◆ **What to do**
Rewrite the entries below as a numbered list with blank lines left out, covering only the lines from the one containing "window-controls[interactable] <box>1032 5" down to the one containing "toolbar-button-sector-blocks[interactable]: ▚ 板块", both included.

◆ **Data listing**
********

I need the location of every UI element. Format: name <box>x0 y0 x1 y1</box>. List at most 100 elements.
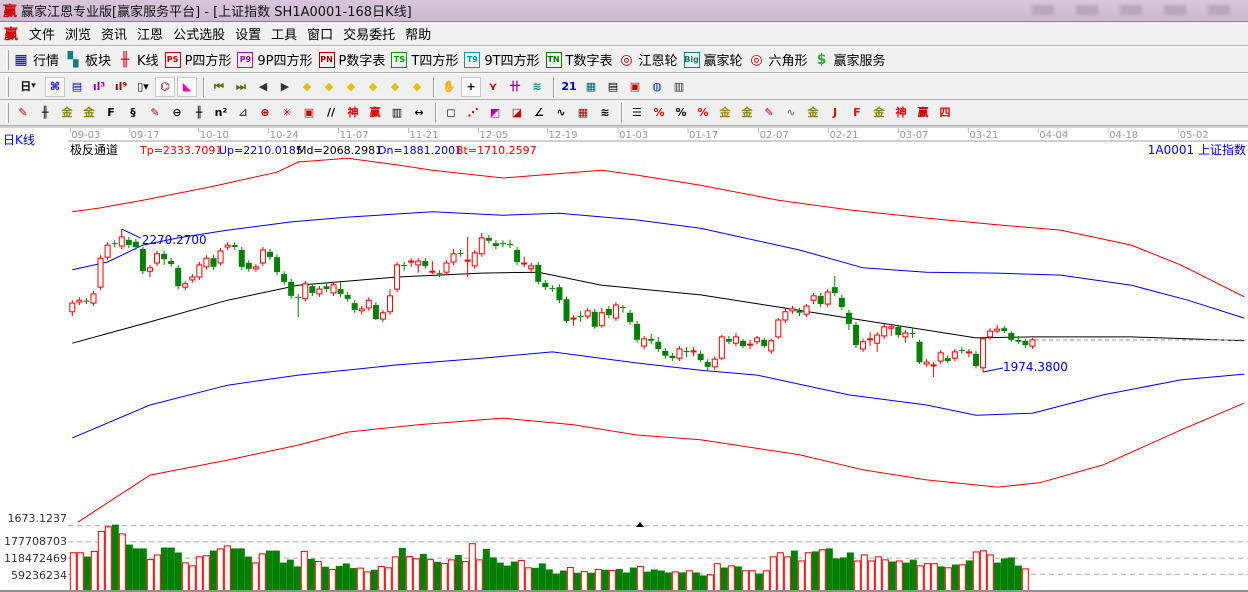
window-controls[interactable] <box>1032 5 1230 15</box>
indicator-9-icon[interactable]: ıl⁹ <box>114 80 128 93</box>
zigzag-icon[interactable]: ∿ <box>556 106 566 119</box>
toolbar-button-sector-blocks[interactable]: ▚ 板块 <box>65 50 111 70</box>
fibonacci-icon[interactable]: F <box>107 106 115 119</box>
indicator-3-icon[interactable]: ıl³ <box>92 80 106 93</box>
maximize-button[interactable] <box>1076 5 1098 15</box>
toolbar-button-candlestick[interactable]: ╫ K线 <box>117 50 159 70</box>
gold-ruler-2-icon[interactable]: 金 <box>83 106 95 119</box>
width-measure-icon[interactable]: ↔ <box>414 106 424 119</box>
toolbar-button-quotes-table[interactable]: ▦ 行情 <box>13 50 59 70</box>
calculator-icon[interactable]: ▦ <box>585 80 597 93</box>
gold-bar-icon[interactable]: 金 <box>807 106 819 119</box>
square-fan-icon[interactable]: ◩ <box>489 106 501 119</box>
period-dropdown[interactable]: 日 ▾ <box>13 77 43 97</box>
si-fan-icon[interactable]: 四 <box>939 106 951 119</box>
tower-icon[interactable]: 卄 <box>509 80 521 93</box>
menu-item[interactable]: 设置 <box>235 28 262 43</box>
toolbar-button-dollar[interactable]: $ 赢家服务 <box>814 50 886 70</box>
help-button[interactable] <box>1120 5 1142 15</box>
close-button[interactable] <box>1208 5 1230 15</box>
restore-button[interactable] <box>1164 5 1186 15</box>
spiral-icon[interactable]: § <box>130 106 136 119</box>
circle-ruler-icon[interactable]: ⊖ <box>172 106 182 119</box>
network-globe-icon[interactable]: ◍ <box>652 80 662 93</box>
slash-lines-icon[interactable]: // <box>326 106 336 119</box>
gold-ruler-icon[interactable]: 金 <box>61 106 73 119</box>
app-menu-icon[interactable]: 赢 <box>4 26 18 43</box>
angle-fan-icon[interactable]: ⊿ <box>238 106 248 119</box>
percent-icon[interactable]: % <box>675 106 687 119</box>
scroll-right-icon[interactable]: ▶ <box>280 80 290 93</box>
kline-chart[interactable]: 09-03 09-17 10-10 10-24 11-07 11-21 12-05 12-19… <box>0 126 1248 592</box>
red-fan-icon[interactable]: ⋰ <box>467 106 479 119</box>
toolbar-button-big-wheel[interactable]: Big 赢家轮 <box>683 50 743 69</box>
notes-icon[interactable]: ▤ <box>607 80 619 93</box>
printer-icon[interactable]: ▥ <box>673 80 685 93</box>
ying-fan-icon[interactable]: 赢 <box>917 106 929 119</box>
toolbar-button-hexagon[interactable]: ◎ 六角形 <box>749 50 807 70</box>
square-web-icon[interactable]: ▣ <box>303 106 315 119</box>
candle-type-icon[interactable]: ▯▾ <box>137 80 149 93</box>
wave-mark-icon[interactable]: ⋎ <box>488 80 498 93</box>
zoom-out-icon[interactable]: ◆ <box>390 80 400 93</box>
square-fan-2-icon[interactable]: ◪ <box>511 106 523 119</box>
first-bar-icon[interactable]: ⏮ <box>214 80 224 93</box>
ruler-123-icon[interactable]: ▥ <box>391 106 403 119</box>
menu-item[interactable]: 帮助 <box>405 28 432 43</box>
pen-icon[interactable]: ✎ <box>18 106 28 119</box>
zoom-horizontal-icon[interactable]: ◆ <box>346 80 356 93</box>
toolbar-button-tn[interactable]: TN T数字表 <box>545 50 613 69</box>
toolbar-grip[interactable] <box>6 49 9 70</box>
grid-lines-icon[interactable]: ╫ <box>195 106 203 119</box>
move-left-icon[interactable]: ◆ <box>302 80 312 93</box>
clipboard-icon[interactable]: ▤ <box>71 80 83 93</box>
toolbar-grip[interactable] <box>6 76 9 97</box>
menu-item[interactable]: 资讯 <box>101 28 128 43</box>
menu-item[interactable]: 浏览 <box>65 28 92 43</box>
pattern-icon[interactable]: ⌬ <box>155 76 175 97</box>
abc-wave-icon[interactable]: ≋ <box>532 80 542 93</box>
toolbar-button-ps[interactable]: PS P四方形 <box>164 50 231 69</box>
last-bar-icon[interactable]: ⏭ <box>236 80 246 93</box>
f-fan-icon[interactable]: F <box>853 106 861 119</box>
toolbar-grip[interactable] <box>6 102 9 123</box>
menu-item[interactable]: 江恩 <box>137 28 164 43</box>
shen-fan-icon[interactable]: 神 <box>895 106 907 119</box>
n-squared-icon[interactable]: n² <box>214 106 228 119</box>
percent-fan-icon[interactable]: % <box>653 106 665 119</box>
gold-circle-icon[interactable]: 金 <box>719 106 731 119</box>
move-right-icon[interactable]: ◆ <box>324 80 334 93</box>
toolbar-button-ts[interactable]: TS T四方形 <box>391 50 458 69</box>
pen-ruler-icon[interactable]: ✎ <box>150 106 160 119</box>
gann-grid-icon[interactable]: ▦ <box>577 106 589 119</box>
target-circle-icon[interactable]: ⊕ <box>260 106 270 119</box>
hand-pan-icon[interactable]: ✋ <box>442 80 456 93</box>
toolbar-button-t9[interactable]: T9 9T四方形 <box>464 50 540 69</box>
parallel-lines-icon[interactable]: ╫ <box>41 106 49 119</box>
scroll-left-icon[interactable]: ◀ <box>258 80 268 93</box>
menu-item[interactable]: 公式选股 <box>173 28 226 43</box>
pen-scale-icon[interactable]: ✎ <box>764 106 774 119</box>
j-fan-icon[interactable]: J <box>832 106 838 119</box>
menu-item[interactable]: 交易委托 <box>343 28 396 43</box>
menu-item[interactable]: 工具 <box>271 28 298 43</box>
shen-icon[interactable]: 神 <box>347 106 359 119</box>
web-icon[interactable]: ✳ <box>282 106 292 119</box>
calendar-21-icon[interactable]: 21 <box>561 80 577 93</box>
toolbar-button-p9[interactable]: P9 9P四方形 <box>237 50 313 69</box>
menu-item[interactable]: 窗口 <box>307 28 334 43</box>
gold-fan-icon[interactable]: 金 <box>873 106 885 119</box>
menu-item[interactable]: 文件 <box>29 28 56 43</box>
percent-lines-icon[interactable]: % <box>697 106 709 119</box>
sine-wave-icon[interactable]: ∿ <box>786 106 796 119</box>
gold-lines-icon[interactable]: 金 <box>741 106 753 119</box>
zoom-in-icon[interactable]: ◆ <box>368 80 378 93</box>
box-icon[interactable]: ◻ <box>446 106 456 119</box>
crosshair-icon[interactable]: + <box>461 76 481 97</box>
ying-icon[interactable]: 赢 <box>369 106 381 119</box>
zoom-vertical-icon[interactable]: ◆ <box>412 80 422 93</box>
fan-lines-icon[interactable]: ∠ <box>534 106 544 119</box>
toolbar-button-gann-wheel[interactable]: ◎ 江恩轮 <box>619 50 677 70</box>
toolbar-button-pn[interactable]: PN P数字表 <box>318 50 385 69</box>
minimize-button[interactable] <box>1032 5 1054 15</box>
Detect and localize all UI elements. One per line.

********

◆ **Reply**
1. window-controls[interactable] <box>1032 5 1230 15</box>
2. indicator-9-icon[interactable]: ıl⁹ <box>114 80 128 93</box>
3. zigzag-icon[interactable]: ∿ <box>556 106 566 119</box>
4. toolbar-button-sector-blocks[interactable]: ▚ 板块 <box>65 50 111 70</box>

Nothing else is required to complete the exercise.